------ EXERCISE INPUT ------

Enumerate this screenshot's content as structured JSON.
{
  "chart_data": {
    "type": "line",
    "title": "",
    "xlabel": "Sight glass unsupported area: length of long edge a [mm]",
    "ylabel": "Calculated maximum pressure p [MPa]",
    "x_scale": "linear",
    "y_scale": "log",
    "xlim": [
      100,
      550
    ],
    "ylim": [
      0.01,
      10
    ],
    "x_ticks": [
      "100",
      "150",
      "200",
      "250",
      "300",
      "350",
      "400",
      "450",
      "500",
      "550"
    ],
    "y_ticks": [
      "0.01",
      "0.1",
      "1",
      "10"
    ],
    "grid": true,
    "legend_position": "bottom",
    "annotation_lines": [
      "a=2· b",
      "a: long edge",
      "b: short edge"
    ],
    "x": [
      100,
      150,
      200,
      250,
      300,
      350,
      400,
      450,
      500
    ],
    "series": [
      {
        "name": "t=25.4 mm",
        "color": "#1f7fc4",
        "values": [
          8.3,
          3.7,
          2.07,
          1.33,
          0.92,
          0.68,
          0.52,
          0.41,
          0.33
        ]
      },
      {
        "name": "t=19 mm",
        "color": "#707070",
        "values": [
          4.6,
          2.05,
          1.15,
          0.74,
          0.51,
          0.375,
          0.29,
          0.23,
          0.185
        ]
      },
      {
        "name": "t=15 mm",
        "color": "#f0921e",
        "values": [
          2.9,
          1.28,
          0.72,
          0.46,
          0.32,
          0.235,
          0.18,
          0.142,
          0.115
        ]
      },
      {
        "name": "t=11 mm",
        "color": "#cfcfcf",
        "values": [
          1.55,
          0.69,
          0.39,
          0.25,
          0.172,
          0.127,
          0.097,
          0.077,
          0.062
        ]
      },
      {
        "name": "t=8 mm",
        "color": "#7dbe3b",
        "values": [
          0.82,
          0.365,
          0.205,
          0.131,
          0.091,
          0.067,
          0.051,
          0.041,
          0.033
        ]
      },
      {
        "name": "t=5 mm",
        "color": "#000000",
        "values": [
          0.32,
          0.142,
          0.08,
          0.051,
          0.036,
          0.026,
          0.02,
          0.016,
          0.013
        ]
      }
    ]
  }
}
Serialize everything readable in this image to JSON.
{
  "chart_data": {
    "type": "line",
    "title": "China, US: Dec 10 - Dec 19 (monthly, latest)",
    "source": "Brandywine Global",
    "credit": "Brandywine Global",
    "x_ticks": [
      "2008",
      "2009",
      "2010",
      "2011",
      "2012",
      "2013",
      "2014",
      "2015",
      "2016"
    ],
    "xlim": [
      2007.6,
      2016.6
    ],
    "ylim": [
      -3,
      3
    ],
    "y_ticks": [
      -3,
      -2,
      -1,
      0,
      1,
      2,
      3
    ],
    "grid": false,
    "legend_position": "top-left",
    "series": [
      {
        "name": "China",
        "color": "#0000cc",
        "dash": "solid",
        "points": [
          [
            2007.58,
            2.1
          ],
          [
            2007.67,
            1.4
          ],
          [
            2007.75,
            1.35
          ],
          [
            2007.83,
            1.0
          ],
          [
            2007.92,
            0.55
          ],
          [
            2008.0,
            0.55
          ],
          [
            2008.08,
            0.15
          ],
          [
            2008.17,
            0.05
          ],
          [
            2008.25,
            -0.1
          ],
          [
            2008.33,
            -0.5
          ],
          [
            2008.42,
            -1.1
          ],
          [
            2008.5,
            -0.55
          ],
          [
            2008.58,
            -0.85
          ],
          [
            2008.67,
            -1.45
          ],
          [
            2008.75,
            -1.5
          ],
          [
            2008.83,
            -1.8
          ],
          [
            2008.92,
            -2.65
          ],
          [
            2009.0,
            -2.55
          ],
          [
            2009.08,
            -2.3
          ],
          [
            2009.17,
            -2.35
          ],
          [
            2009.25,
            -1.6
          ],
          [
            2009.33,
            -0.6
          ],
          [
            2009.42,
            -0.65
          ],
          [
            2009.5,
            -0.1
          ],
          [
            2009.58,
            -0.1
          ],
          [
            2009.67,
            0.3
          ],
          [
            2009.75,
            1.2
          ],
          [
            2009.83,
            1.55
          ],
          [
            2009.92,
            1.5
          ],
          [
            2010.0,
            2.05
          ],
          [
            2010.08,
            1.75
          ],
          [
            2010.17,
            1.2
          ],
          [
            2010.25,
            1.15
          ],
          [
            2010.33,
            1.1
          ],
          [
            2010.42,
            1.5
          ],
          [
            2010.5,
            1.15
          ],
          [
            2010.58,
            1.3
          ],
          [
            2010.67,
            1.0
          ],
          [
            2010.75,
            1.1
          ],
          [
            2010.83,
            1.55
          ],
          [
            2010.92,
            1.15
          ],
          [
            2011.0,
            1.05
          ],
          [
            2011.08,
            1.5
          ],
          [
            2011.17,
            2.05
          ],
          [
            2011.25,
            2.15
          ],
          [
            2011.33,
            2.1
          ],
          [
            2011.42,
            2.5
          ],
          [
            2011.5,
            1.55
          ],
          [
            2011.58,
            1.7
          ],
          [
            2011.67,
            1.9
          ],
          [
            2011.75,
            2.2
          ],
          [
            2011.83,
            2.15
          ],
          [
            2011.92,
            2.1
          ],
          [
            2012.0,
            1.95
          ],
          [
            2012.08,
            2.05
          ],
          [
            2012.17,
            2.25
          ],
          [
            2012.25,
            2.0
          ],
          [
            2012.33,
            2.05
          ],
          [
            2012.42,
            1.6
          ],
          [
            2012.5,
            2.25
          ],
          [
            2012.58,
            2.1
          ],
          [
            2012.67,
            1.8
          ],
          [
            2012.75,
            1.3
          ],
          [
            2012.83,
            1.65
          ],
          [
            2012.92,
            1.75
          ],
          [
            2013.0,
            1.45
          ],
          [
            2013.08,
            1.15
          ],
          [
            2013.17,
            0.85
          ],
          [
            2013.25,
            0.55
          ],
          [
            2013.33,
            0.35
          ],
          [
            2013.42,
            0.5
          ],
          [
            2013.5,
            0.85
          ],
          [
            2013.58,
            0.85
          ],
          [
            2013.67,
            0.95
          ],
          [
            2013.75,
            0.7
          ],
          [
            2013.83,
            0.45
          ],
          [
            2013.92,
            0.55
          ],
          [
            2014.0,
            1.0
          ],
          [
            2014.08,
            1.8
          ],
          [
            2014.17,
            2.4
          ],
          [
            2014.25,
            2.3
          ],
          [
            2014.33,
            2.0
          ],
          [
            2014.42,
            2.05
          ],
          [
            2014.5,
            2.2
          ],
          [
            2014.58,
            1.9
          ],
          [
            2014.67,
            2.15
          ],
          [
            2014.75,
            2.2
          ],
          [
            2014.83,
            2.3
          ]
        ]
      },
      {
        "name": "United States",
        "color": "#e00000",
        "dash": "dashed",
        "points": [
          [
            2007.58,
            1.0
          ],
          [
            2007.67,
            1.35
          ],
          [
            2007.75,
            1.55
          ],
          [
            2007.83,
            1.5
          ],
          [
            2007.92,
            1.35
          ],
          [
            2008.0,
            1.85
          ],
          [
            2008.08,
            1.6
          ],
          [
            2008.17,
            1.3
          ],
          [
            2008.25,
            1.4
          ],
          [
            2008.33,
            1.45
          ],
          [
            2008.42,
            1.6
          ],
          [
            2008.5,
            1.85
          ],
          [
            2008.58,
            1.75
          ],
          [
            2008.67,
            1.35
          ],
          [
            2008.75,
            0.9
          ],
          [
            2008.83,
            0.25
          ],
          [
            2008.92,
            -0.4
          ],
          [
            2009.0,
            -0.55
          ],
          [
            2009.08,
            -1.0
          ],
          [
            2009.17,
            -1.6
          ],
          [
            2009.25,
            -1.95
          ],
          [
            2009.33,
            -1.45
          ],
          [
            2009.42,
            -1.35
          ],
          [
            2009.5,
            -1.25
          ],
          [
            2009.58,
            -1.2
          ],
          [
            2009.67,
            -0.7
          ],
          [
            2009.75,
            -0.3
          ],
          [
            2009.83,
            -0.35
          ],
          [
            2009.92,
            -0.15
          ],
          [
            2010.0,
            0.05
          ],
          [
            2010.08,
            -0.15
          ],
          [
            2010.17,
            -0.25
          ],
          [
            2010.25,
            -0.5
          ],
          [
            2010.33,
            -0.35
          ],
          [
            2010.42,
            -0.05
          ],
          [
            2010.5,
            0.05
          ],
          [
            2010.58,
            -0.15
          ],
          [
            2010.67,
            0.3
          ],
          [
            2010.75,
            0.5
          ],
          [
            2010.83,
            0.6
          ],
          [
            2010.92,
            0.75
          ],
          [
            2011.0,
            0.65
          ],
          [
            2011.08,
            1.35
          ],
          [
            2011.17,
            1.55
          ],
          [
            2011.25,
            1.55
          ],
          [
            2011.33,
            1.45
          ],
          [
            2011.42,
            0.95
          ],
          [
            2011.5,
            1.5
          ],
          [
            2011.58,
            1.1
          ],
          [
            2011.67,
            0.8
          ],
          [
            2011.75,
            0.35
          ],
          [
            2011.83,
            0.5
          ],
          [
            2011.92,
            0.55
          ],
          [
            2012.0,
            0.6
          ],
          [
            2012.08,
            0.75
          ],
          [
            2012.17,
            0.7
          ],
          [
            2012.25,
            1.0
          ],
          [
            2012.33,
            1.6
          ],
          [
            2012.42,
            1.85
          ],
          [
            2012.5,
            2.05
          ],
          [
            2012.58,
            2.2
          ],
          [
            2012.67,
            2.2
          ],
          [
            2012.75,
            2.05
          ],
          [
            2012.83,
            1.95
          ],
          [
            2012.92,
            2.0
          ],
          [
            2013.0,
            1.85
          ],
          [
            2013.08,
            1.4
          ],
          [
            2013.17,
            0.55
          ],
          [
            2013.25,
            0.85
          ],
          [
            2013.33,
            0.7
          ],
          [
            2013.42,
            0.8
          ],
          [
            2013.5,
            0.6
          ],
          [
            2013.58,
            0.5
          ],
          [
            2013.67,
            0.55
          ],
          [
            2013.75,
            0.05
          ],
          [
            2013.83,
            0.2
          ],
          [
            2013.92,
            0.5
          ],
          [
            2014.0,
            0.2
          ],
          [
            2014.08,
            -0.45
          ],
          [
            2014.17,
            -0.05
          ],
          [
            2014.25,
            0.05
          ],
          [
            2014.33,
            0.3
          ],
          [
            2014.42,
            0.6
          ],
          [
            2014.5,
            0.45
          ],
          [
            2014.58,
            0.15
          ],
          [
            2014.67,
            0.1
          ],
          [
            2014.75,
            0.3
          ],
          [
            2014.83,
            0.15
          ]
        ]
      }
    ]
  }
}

------

Go through the records and gather the lines that hold "JSON".

Enumerate this screenshot's content as structured JSON.
Serialize everything readable in this image to JSON.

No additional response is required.